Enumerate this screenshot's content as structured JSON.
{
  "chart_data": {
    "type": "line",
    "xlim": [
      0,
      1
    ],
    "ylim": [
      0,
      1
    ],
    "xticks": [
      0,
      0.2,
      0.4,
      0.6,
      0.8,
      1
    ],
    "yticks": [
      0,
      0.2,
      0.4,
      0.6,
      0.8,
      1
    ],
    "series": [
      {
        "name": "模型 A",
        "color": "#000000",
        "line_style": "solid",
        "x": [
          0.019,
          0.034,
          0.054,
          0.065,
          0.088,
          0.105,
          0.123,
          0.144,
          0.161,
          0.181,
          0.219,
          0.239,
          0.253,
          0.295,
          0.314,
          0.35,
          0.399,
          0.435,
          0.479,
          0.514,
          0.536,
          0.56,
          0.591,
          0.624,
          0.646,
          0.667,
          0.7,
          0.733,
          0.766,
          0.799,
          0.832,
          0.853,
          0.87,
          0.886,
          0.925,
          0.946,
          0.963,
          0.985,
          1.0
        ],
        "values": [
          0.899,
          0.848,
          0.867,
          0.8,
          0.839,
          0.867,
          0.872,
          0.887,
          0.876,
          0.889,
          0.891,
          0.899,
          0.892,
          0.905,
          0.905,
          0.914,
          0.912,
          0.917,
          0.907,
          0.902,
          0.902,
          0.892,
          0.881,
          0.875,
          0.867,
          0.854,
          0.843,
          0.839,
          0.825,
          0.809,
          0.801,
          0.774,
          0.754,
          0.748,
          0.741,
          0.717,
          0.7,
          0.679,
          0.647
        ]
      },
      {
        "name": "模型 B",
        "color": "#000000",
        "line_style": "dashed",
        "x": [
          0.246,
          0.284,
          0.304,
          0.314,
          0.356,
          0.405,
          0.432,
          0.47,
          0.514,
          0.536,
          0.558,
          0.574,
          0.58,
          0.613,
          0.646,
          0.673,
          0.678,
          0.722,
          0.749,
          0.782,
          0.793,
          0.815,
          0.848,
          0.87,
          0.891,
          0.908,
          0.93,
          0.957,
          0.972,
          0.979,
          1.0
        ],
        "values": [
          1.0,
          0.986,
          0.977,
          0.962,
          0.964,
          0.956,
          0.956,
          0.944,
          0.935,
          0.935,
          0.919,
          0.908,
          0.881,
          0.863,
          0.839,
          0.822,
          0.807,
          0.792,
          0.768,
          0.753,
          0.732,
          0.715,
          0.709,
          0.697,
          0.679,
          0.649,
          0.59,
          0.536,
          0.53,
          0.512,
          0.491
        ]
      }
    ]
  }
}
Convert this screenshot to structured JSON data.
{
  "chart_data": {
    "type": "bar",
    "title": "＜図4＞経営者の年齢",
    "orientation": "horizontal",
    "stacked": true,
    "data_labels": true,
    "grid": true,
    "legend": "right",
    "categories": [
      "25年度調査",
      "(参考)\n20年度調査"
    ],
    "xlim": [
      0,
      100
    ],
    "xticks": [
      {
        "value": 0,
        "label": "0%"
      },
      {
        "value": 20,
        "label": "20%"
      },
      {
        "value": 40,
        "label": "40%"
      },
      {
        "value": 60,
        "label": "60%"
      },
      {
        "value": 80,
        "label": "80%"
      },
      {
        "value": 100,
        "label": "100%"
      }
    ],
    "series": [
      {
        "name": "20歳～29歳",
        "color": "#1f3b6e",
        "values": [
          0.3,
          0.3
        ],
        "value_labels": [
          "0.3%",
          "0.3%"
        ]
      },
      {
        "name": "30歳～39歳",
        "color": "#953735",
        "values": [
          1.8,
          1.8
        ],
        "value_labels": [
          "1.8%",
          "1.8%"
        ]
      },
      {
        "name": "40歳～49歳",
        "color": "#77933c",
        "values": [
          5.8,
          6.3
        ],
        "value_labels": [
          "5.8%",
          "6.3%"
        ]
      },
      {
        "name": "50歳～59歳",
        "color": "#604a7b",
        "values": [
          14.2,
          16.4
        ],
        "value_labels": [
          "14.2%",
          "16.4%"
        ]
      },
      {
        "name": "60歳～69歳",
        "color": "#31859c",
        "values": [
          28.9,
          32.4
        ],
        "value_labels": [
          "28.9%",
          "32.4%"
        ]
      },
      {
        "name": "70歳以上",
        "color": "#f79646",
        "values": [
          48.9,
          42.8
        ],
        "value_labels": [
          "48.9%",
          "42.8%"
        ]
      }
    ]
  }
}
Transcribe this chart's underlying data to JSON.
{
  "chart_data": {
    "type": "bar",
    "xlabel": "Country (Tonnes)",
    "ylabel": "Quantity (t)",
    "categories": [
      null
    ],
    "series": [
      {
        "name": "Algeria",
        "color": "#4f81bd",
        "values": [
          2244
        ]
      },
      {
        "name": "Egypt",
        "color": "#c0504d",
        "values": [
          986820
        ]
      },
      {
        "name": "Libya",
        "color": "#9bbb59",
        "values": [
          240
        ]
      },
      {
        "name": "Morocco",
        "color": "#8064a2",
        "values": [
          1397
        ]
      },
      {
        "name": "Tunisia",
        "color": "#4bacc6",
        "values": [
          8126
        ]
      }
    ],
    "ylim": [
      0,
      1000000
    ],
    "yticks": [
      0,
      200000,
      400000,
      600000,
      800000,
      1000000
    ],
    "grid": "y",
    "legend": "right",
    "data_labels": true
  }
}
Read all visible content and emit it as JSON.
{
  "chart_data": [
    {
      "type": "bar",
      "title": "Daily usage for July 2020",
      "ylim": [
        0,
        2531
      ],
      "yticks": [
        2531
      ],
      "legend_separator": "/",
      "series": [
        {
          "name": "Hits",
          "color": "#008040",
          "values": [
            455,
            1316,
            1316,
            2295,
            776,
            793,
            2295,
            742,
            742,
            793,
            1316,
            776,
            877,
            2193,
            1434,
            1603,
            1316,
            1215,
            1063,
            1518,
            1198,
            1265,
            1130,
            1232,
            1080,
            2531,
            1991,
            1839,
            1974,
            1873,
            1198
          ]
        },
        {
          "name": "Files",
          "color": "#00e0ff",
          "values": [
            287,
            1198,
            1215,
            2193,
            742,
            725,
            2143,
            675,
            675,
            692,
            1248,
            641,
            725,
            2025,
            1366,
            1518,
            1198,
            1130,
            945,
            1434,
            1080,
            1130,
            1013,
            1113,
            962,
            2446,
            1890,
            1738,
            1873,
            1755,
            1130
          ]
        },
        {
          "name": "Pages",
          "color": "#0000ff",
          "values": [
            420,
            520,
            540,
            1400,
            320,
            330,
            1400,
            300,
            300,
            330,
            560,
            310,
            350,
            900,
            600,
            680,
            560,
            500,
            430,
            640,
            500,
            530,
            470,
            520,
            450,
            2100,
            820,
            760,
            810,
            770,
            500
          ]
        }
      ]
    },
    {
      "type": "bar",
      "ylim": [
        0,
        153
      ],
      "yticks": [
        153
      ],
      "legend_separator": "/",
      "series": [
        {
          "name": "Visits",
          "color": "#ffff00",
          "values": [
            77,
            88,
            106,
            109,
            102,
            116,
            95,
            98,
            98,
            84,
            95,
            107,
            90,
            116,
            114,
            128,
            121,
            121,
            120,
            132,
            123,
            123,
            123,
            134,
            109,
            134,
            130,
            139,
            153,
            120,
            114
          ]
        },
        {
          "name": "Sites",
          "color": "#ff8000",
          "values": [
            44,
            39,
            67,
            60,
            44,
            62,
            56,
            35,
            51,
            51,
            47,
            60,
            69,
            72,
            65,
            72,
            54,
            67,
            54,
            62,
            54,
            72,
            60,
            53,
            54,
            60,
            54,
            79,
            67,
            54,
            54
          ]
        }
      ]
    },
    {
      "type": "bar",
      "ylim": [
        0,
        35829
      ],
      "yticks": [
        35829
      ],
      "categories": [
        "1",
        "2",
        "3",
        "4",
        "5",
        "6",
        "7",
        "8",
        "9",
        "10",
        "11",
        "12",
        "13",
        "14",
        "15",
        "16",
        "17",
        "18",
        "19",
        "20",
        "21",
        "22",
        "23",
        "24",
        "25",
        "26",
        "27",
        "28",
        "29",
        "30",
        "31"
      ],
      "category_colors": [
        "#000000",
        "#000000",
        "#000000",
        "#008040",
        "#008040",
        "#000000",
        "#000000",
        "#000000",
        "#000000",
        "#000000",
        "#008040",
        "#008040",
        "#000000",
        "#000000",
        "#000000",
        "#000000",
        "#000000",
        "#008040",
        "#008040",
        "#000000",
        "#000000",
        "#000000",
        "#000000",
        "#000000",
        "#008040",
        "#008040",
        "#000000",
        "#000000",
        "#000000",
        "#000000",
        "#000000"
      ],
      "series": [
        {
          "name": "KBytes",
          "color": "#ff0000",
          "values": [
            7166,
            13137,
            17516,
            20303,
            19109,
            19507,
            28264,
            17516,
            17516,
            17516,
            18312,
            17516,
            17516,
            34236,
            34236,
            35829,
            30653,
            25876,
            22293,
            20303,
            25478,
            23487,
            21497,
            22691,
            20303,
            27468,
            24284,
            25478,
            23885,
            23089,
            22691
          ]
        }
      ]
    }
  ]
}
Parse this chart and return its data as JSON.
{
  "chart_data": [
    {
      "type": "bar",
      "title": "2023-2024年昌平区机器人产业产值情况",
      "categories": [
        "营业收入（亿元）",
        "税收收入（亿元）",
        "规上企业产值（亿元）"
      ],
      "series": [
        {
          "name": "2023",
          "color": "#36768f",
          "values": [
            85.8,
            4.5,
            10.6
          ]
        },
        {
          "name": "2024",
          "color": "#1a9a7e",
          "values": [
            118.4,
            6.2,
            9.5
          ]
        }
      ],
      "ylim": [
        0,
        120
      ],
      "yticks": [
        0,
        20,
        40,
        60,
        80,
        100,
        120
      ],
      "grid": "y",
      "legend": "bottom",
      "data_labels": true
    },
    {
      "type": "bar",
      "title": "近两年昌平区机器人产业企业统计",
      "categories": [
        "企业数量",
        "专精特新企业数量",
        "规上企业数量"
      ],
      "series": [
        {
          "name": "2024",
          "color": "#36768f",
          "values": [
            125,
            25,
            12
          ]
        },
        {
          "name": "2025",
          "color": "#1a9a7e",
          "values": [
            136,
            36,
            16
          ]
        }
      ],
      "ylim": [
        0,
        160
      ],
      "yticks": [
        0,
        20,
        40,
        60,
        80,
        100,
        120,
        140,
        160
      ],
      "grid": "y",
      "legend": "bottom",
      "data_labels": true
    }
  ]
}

--------

▶ [What is asked] State the number of lines in the data that include the string "structured", and add nothing else.

▶ [Exercise solution] 2